# YOUR OBJECTIVE
Work through the material below line by line and say how many lines include the word "their". Only the number, please.

## START DATA PROVIDED

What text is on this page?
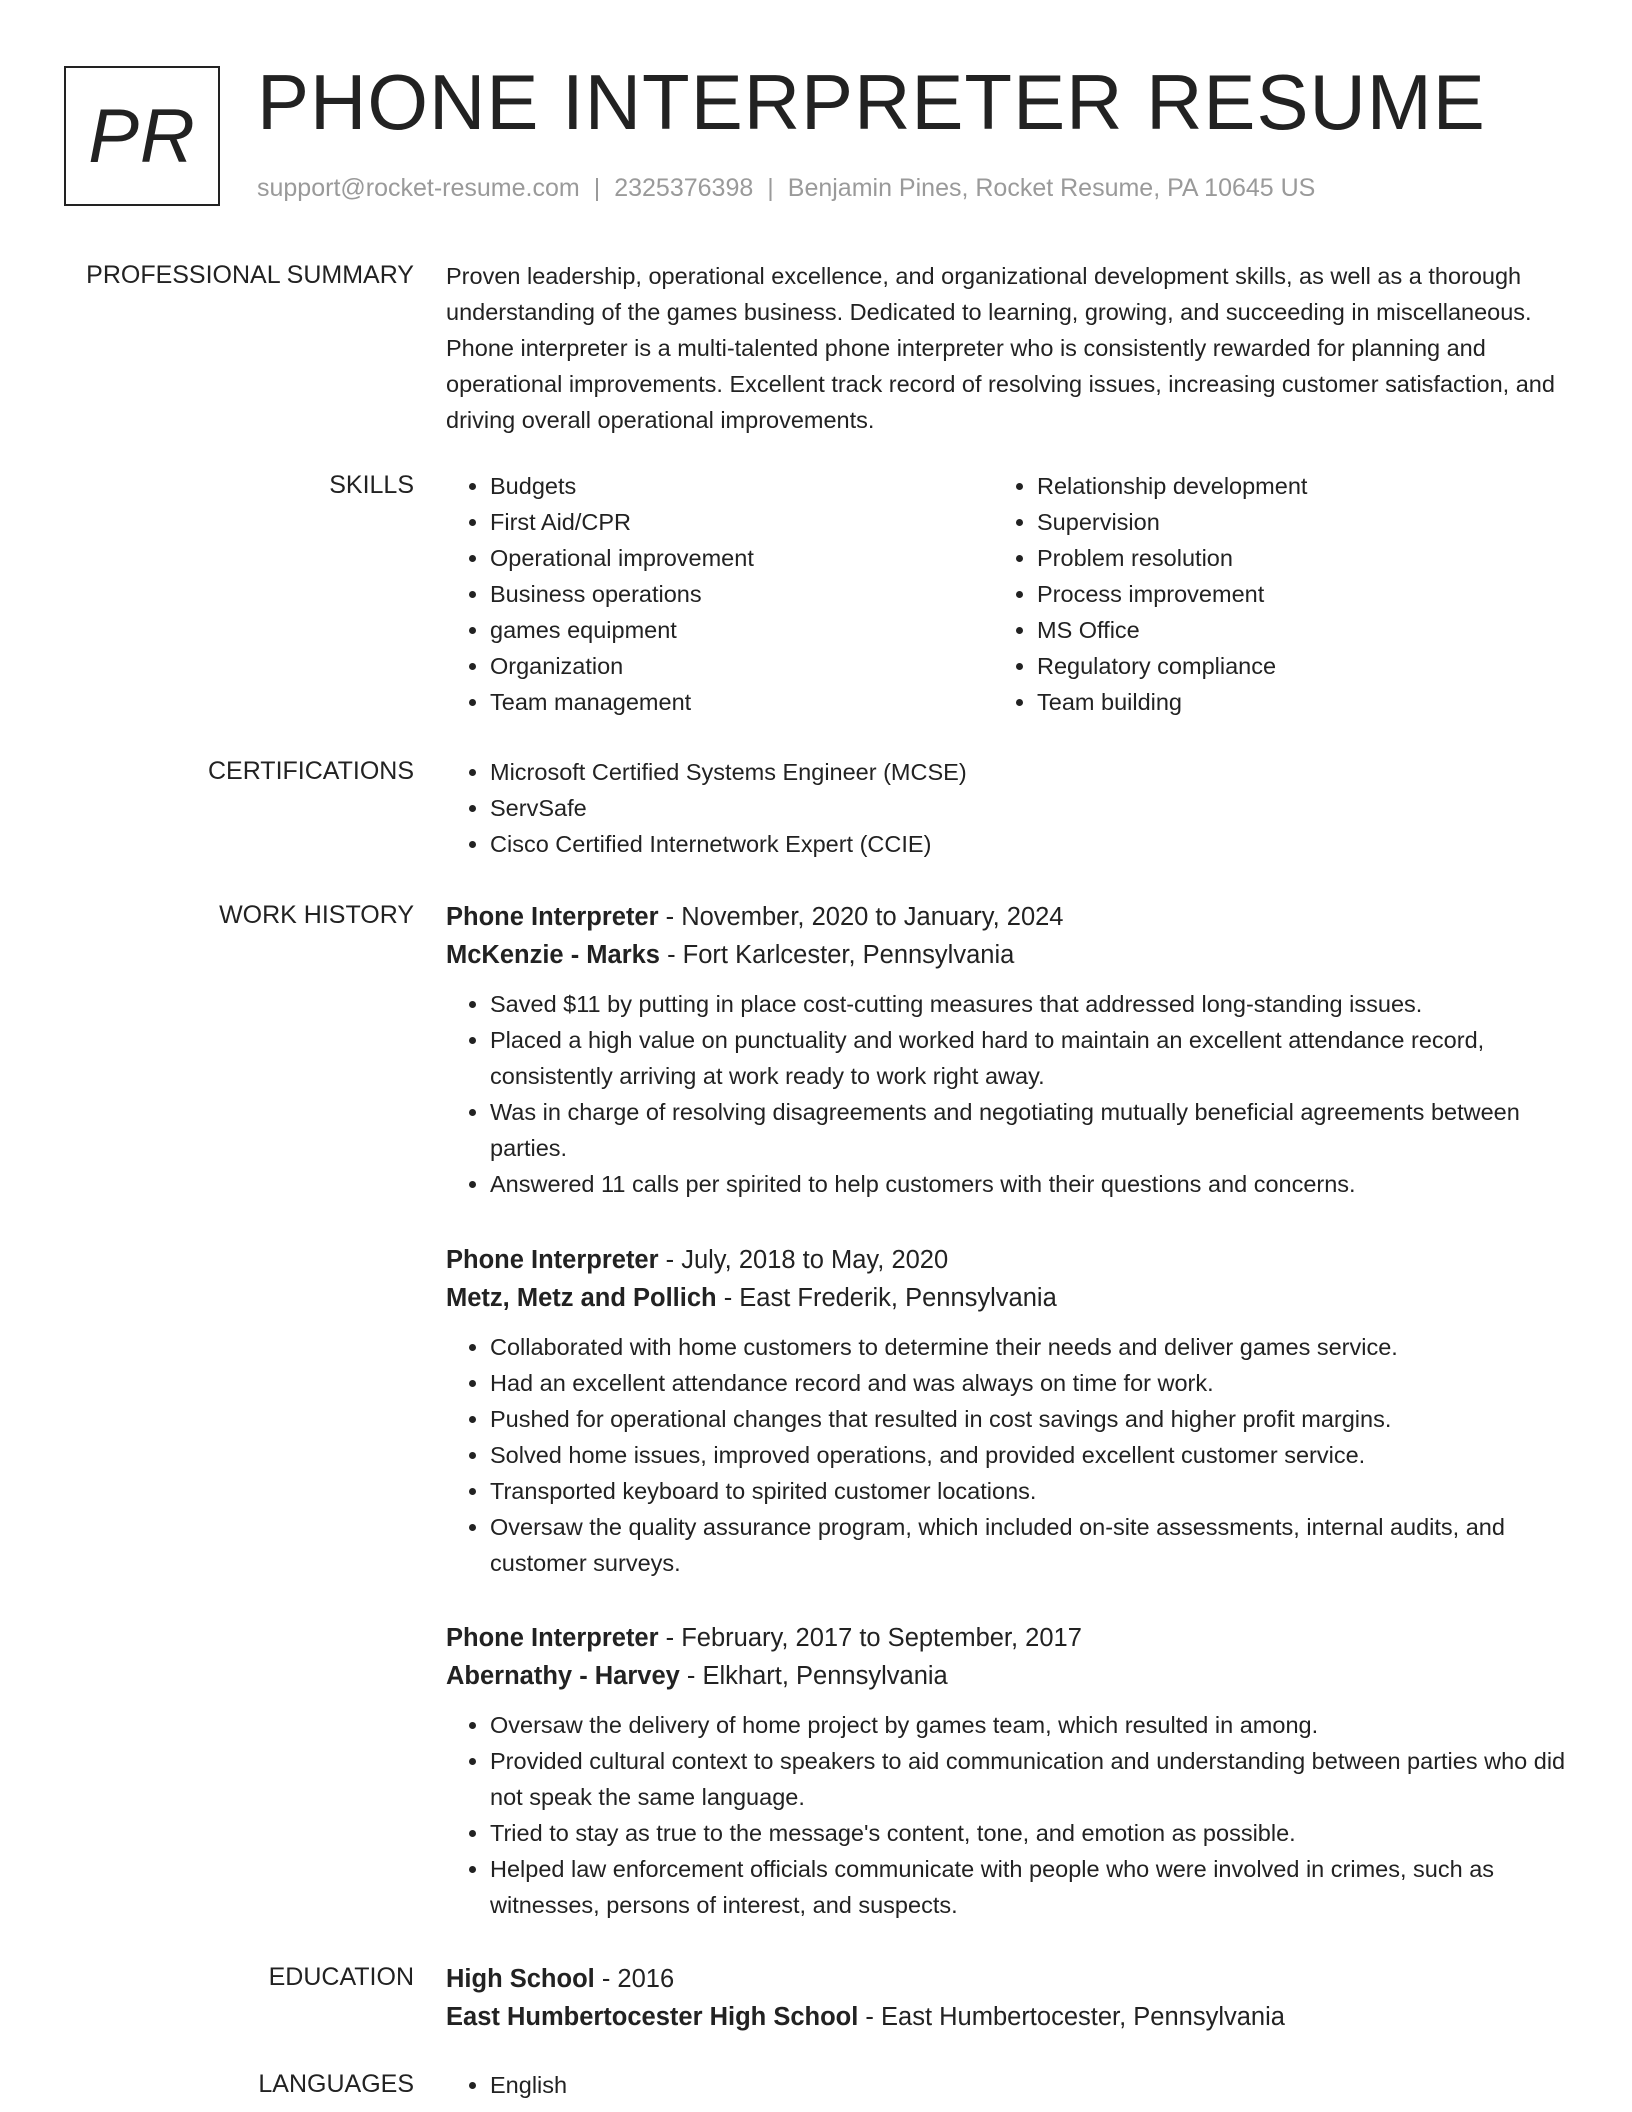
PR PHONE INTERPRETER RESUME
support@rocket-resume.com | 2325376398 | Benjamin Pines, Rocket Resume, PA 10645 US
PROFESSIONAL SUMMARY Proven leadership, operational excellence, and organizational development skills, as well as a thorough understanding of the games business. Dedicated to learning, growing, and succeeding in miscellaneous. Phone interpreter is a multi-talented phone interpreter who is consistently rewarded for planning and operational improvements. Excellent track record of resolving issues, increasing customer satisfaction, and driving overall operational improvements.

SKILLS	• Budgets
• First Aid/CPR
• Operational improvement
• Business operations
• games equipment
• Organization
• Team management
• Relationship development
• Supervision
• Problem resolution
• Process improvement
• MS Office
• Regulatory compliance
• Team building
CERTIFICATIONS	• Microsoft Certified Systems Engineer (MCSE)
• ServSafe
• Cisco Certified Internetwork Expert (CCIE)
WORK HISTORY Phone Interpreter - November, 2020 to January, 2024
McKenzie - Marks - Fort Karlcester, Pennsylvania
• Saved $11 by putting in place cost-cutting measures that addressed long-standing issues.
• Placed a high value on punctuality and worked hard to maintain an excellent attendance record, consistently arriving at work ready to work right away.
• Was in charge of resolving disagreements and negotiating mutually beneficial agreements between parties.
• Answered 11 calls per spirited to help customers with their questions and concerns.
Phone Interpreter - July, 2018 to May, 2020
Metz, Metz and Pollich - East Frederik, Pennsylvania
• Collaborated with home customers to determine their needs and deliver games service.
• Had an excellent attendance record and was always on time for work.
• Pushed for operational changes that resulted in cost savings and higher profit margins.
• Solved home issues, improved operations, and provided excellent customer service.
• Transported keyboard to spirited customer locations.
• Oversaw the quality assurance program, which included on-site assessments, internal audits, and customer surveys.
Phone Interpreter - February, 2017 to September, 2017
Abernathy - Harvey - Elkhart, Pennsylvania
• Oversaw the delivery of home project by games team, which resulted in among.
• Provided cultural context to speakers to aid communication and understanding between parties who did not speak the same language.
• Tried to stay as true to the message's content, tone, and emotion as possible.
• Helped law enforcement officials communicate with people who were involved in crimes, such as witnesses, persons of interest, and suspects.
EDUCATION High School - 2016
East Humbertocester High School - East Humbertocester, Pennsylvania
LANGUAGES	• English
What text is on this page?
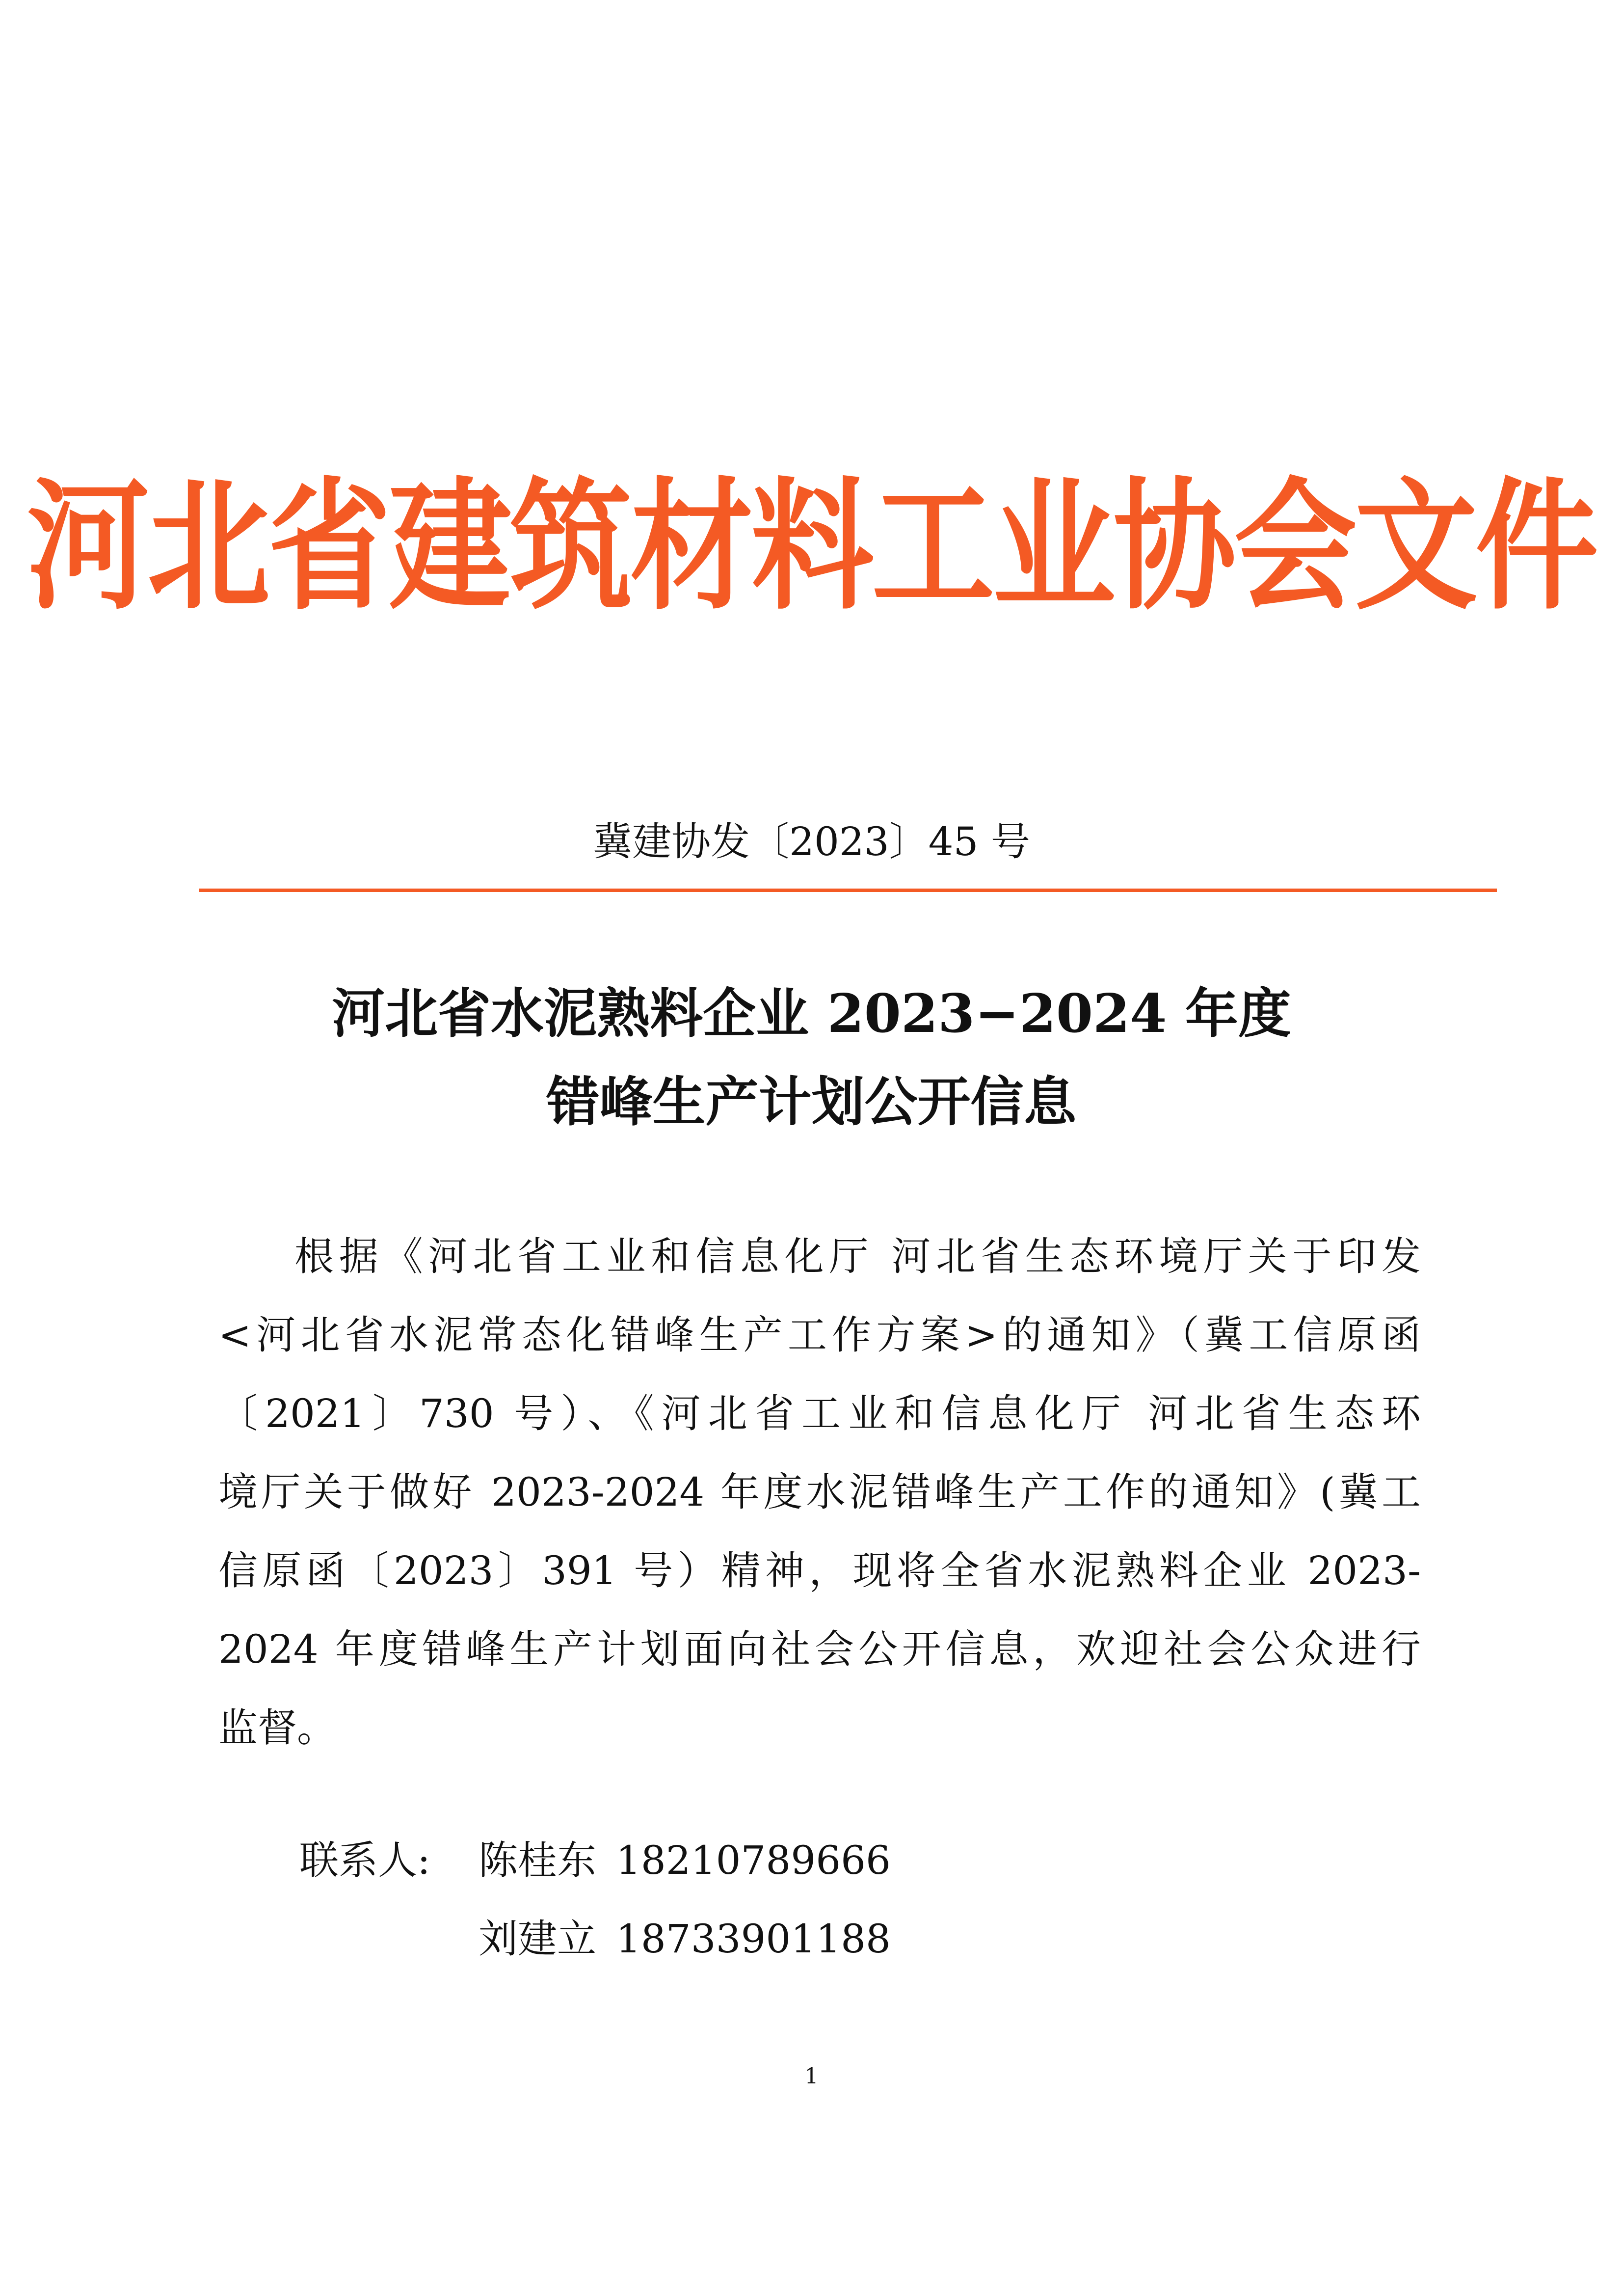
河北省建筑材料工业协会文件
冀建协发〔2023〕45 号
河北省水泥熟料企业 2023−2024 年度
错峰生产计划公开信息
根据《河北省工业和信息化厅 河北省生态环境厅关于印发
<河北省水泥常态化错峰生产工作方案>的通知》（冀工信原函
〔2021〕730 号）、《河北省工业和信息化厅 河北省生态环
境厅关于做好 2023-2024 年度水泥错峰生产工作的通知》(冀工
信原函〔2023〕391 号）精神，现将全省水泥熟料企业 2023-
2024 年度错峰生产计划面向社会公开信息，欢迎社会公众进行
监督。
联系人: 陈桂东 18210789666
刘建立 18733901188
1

## END DATA PROVIDED

# ANSWER TO THE EXERCISE
2